Given task - Return the listing below verbatim. Pictures do not belong in the copy.

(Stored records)
—————

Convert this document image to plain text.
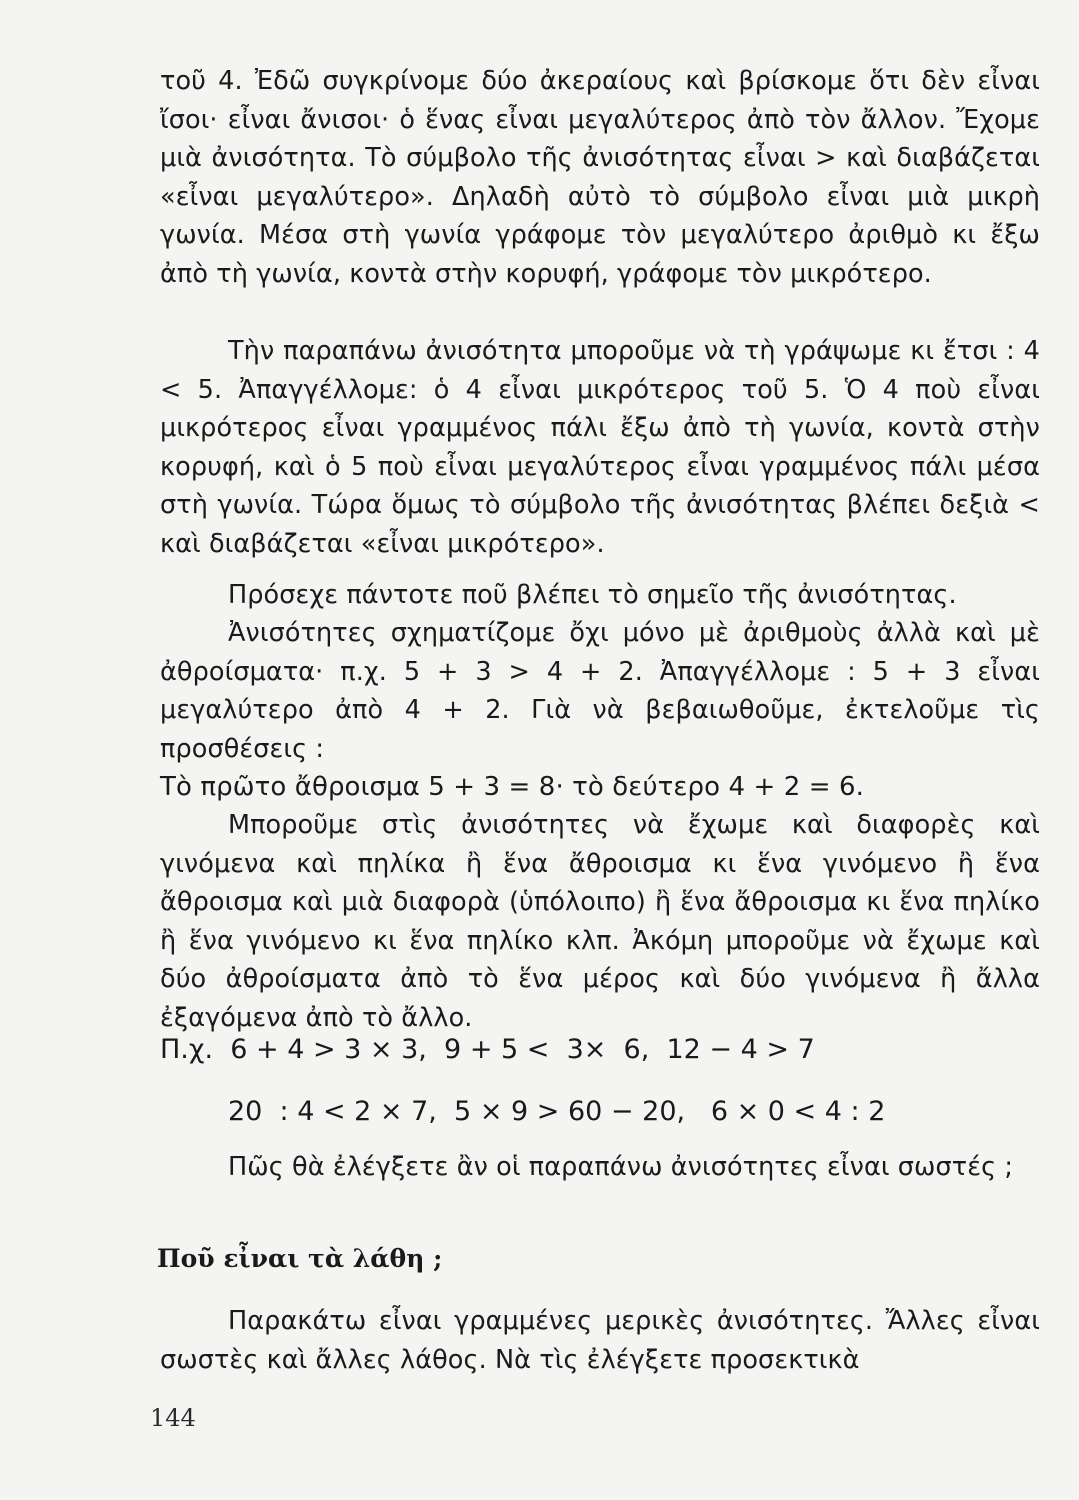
τοῦ 4. Ἐδῶ συγκρίνομε δύο ἀκεραίους καὶ βρίσκομε ὅτι δὲν εἶναι ἴσοι· εἶναι ἄνισοι· ὁ ἕνας εἶναι μεγαλύτερος ἀπὸ τὸν ἄλλον. Ἔχομε μιὰ ἀνισότητα. Τὸ σύμβολο τῆς ἀνισότητας εἶναι > καὶ διαβάζεται «εἶναι μεγαλύτερο». Δηλαδὴ αὐτὸ τὸ σύμβολο εἶναι μιὰ μικρὴ γωνία. Μέσα στὴ γωνία γράφομε τὸν μεγαλύτερο ἀριθμὸ κι ἔξω ἀπὸ τὴ γωνία, κοντὰ στὴν κορυφή, γράφομε τὸν μικρότερο.

Τὴν παραπάνω ἀνισότητα μποροῦμε νὰ τὴ γράψωμε κι ἔτσι : 4 < 5. Ἀπαγγέλλομε: ὁ 4 εἶναι μικρότερος τοῦ 5. Ὁ 4 ποὺ εἶναι μικρότερος εἶναι γραμμένος πάλι ἔξω ἀπὸ τὴ γωνία, κοντὰ στὴν κορυφή, καὶ ὁ 5 ποὺ εἶναι μεγαλύτερος εἶναι γραμμένος πάλι μέσα στὴ γωνία. Τώρα ὅμως τὸ σύμβολο τῆς ἀνισότητας βλέπει δεξιὰ < καὶ διαβάζεται «εἶναι μικρότερο».

Πρόσεχε πάντοτε ποῦ βλέπει τὸ σημεῖο τῆς ἀνισότητας.

Ἀνισότητες σχηματίζομε ὄχι μόνο μὲ ἀριθμοὺς ἀλλὰ καὶ μὲ ἀθροίσματα· π.χ. 5 + 3 > 4 + 2. Ἀπαγγέλλομε : 5 + 3 εἶναι μεγαλύτερο ἀπὸ 4 + 2. Γιὰ νὰ βεβαιωθοῦμε, ἐκτελοῦμε τὶς προσθέσεις :

Τὸ πρῶτο ἄθροισμα 5 + 3 = 8· τὸ δεύτερο 4 + 2 = 6.

Μποροῦμε στὶς ἀνισότητες νὰ ἔχωμε καὶ διαφορὲς καὶ γινόμενα καὶ πηλίκα ἢ ἕνα ἄθροισμα κι ἕνα γινόμενο ἢ ἕνα ἄθροισμα καὶ μιὰ διαφορὰ (ὑπόλοιπο) ἢ ἕνα ἄθροισμα κι ἕνα πηλίκο ἢ ἕνα γινόμενο κι ἕνα πηλίκο κλπ. Ἀκόμη μποροῦμε νὰ ἔχωμε καὶ δύο ἀθροίσματα ἀπὸ τὸ ἕνα μέρος καὶ δύο γινόμενα ἢ ἄλλα ἐξαγόμενα ἀπὸ τὸ ἄλλο.

Π.χ.  6 + 4 > 3 × 3,  9 + 5 <  3×  6,  12 − 4 > 7
20  : 4 < 2 × 7,  5 × 9 > 60 − 20,   6 × 0 < 4 : 2

Πῶς θὰ ἐλέγξετε ἂν οἱ παραπάνω ἀνισότητες εἶναι σωστές ;

Ποῦ εἶναι τὰ λάθη ;

Παρακάτω εἶναι γραμμένες μερικὲς ἀνισότητες. Ἄλλες εἶναι σωστὲς καὶ ἄλλες λάθος. Νὰ τὶς ἐλέγξετε προσεκτικὰ

144
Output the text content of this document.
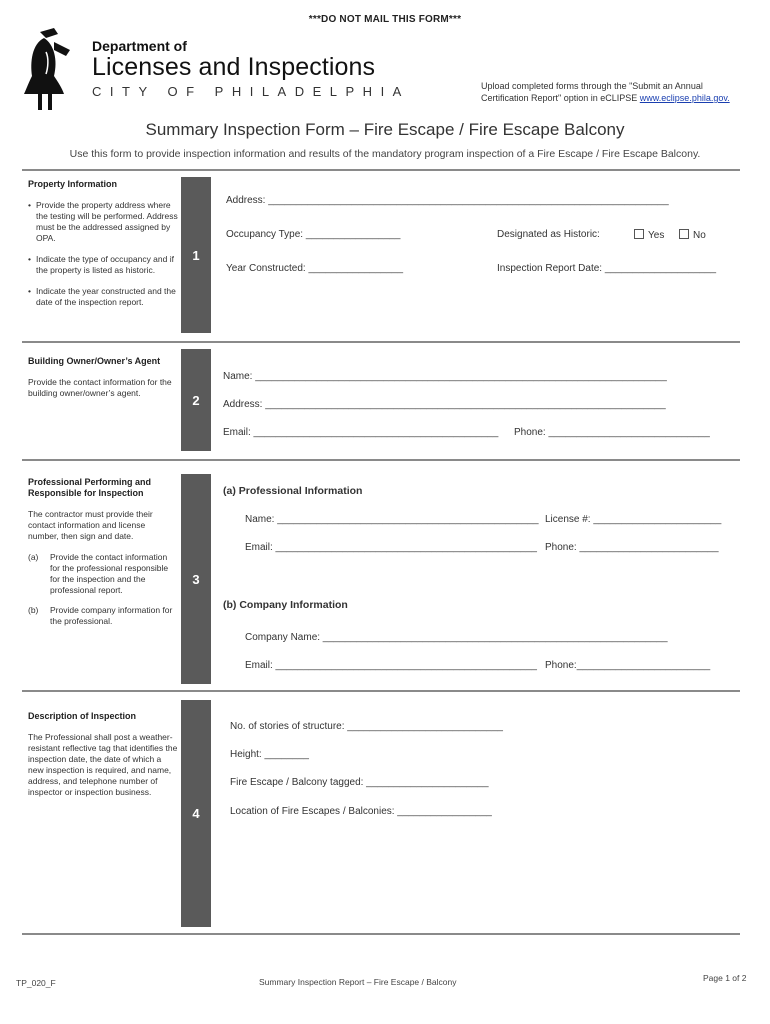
***DO NOT MAIL THIS FORM***
Department of
Licenses and Inspections
CITY OF PHILADELPHIA	Upload completed forms through the "Submit an Annual
Certification Report" option in eCLIPSE www.eclipse.phila.gov.
Summary Inspection Form – Fire Escape / Fire Escape Balcony
Use this form to provide inspection information and results of the mandatory program inspection of a Fire Escape / Fire Escape Balcony.
Property Information
• Provide the property address where the testing will be performed. Address must be the addressed assigned by OPA.
• Indicate the type of occupancy and if the property is listed as historic.
• Indicate the year constructed and the date of the inspection report.
1
Address: ________________________________________________________________________
Occupancy Type: _________________	Designated as Historic:	Yes	No
Year Constructed: _________________	Inspection Report Date: ____________________
Building Owner/Owner’s Agent
Provide the contact information for the building owner/owner’s agent.	2
Name: __________________________________________________________________________
Address: ________________________________________________________________________
Email: ____________________________________________ Phone: _____________________________
Professional Performing and Responsible for Inspection
The contractor must provide their contact information and license number, then sign and date.
(a)	Provide the contact information for the professional responsible for the inspection and the professional report.
(b)	Provide company information for the professional.
3
(a) Professional Information
Name: _______________________________________________ License #: _______________________
Email: _______________________________________________ Phone: _________________________
(b) Company Information
Company Name: ______________________________________________________________
Email: _______________________________________________ Phone:________________________
Description of Inspection
The Professional shall post a weather-resistant reflective tag that identifies the inspection date, the date of which a new inspection is required, and name, address, and telephone number of inspector or inspection business.
4
No. of stories of structure: ____________________________
Height: ________
Fire Escape / Balcony tagged: ______________________
Location of Fire Escapes / Balconies: _________________
TP_020_F	Summary Inspection Report – Fire Escape / Balcony	Page 1 of 2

—————

Exercise solution -
Convert this document image to plain text.
τοῦ 4. Ἐδῶ συγκρίνομε δύο ἀκεραίους καὶ βρίσκομε ὅτι δὲν εἶναι ἴσοι· εἶναι ἄνισοι· ὁ ἕνας εἶναι μεγαλύτερος ἀπὸ τὸν ἄλλον. Ἔχομε μιὰ ἀνισότητα. Τὸ σύμβολο τῆς ἀνισότητας εἶναι > καὶ διαβάζεται «εἶναι μεγαλύτερο». Δηλαδὴ αὐτὸ τὸ σύμβολο εἶναι μιὰ μικρὴ γωνία. Μέσα στὴ γωνία γράφομε τὸν μεγαλύτερο ἀριθμὸ κι ἔξω ἀπὸ τὴ γωνία, κοντὰ στὴν κορυφή, γράφομε τὸν μικρότερο.

Τὴν παραπάνω ἀνισότητα μποροῦμε νὰ τὴ γράψωμε κι ἔτσι : 4 < 5. Ἀπαγγέλλομε: ὁ 4 εἶναι μικρότερος τοῦ 5. Ὁ 4 ποὺ εἶναι μικρότερος εἶναι γραμμένος πάλι ἔξω ἀπὸ τὴ γωνία, κοντὰ στὴν κορυφή, καὶ ὁ 5 ποὺ εἶναι μεγαλύτερος εἶναι γραμμένος πάλι μέσα στὴ γωνία. Τώρα ὅμως τὸ σύμβολο τῆς ἀνισότητας βλέπει δεξιὰ < καὶ διαβάζεται «εἶναι μικρότερο».

Πρόσεχε πάντοτε ποῦ βλέπει τὸ σημεῖο τῆς ἀνισότητας.

Ἀνισότητες σχηματίζομε ὄχι μόνο μὲ ἀριθμοὺς ἀλλὰ καὶ μὲ ἀθροίσματα· π.χ. 5 + 3 > 4 + 2. Ἀπαγγέλλομε : 5 + 3 εἶναι μεγαλύτερο ἀπὸ 4 + 2. Γιὰ νὰ βεβαιωθοῦμε, ἐκτελοῦμε τὶς προσθέσεις :

Τὸ πρῶτο ἄθροισμα 5 + 3 = 8· τὸ δεύτερο 4 + 2 = 6.

Μποροῦμε στὶς ἀνισότητες νὰ ἔχωμε καὶ διαφορὲς καὶ γινόμενα καὶ πηλίκα ἢ ἕνα ἄθροισμα κι ἕνα γινόμενο ἢ ἕνα ἄθροισμα καὶ μιὰ διαφορὰ (ὑπόλοιπο) ἢ ἕνα ἄθροισμα κι ἕνα πηλίκο ἢ ἕνα γινόμενο κι ἕνα πηλίκο κλπ. Ἀκόμη μποροῦμε νὰ ἔχωμε καὶ δύο ἀθροίσματα ἀπὸ τὸ ἕνα μέρος καὶ δύο γινόμενα ἢ ἄλλα ἐξαγόμενα ἀπὸ τὸ ἄλλο.

Π.χ.  6 + 4 > 3 × 3,  9 + 5 <  3×  6,  12 − 4 > 7
20  : 4 < 2 × 7,  5 × 9 > 60 − 20,   6 × 0 < 4 : 2

Πῶς θὰ ἐλέγξετε ἂν οἱ παραπάνω ἀνισότητες εἶναι σωστές ;

Ποῦ εἶναι τὰ λάθη ;

Παρακάτω εἶναι γραμμένες μερικὲς ἀνισότητες. Ἄλλες εἶναι σωστὲς καὶ ἄλλες λάθος. Νὰ τὶς ἐλέγξετε προσεκτικὰ

144
Output the text content of this document.
***DO NOT MAIL THIS FORM***
Department of
Licenses and Inspections
CITY OF PHILADELPHIA	Upload completed forms through the "Submit an Annual
Certification Report" option in eCLIPSE www.eclipse.phila.gov.
Summary Inspection Form – Fire Escape / Fire Escape Balcony
Use this form to provide inspection information and results of the mandatory program inspection of a Fire Escape / Fire Escape Balcony.
Property Information
• Provide the property address where the testing will be performed. Address must be the addressed assigned by OPA.
• Indicate the type of occupancy and if the property is listed as historic.
• Indicate the year constructed and the date of the inspection report.
1
Address: ________________________________________________________________________
Occupancy Type: _________________	Designated as Historic:	Yes	No
Year Constructed: _________________	Inspection Report Date: ____________________
Building Owner/Owner’s Agent
Provide the contact information for the building owner/owner’s agent.	2
Name: __________________________________________________________________________
Address: ________________________________________________________________________
Email: ____________________________________________ Phone: _____________________________
Professional Performing and Responsible for Inspection
The contractor must provide their contact information and license number, then sign and date.
(a)	Provide the contact information for the professional responsible for the inspection and the professional report.
(b)	Provide company information for the professional.
3
(a) Professional Information
Name: _______________________________________________ License #: _______________________
Email: _______________________________________________ Phone: _________________________
(b) Company Information
Company Name: ______________________________________________________________
Email: _______________________________________________ Phone:________________________
Description of Inspection
The Professional shall post a weather-resistant reflective tag that identifies the inspection date, the date of which a new inspection is required, and name, address, and telephone number of inspector or inspection business.
4
No. of stories of structure: ____________________________
Height: ________
Fire Escape / Balcony tagged: ______________________
Location of Fire Escapes / Balconies: _________________
TP_020_F	Summary Inspection Report – Fire Escape / Balcony	Page 1 of 2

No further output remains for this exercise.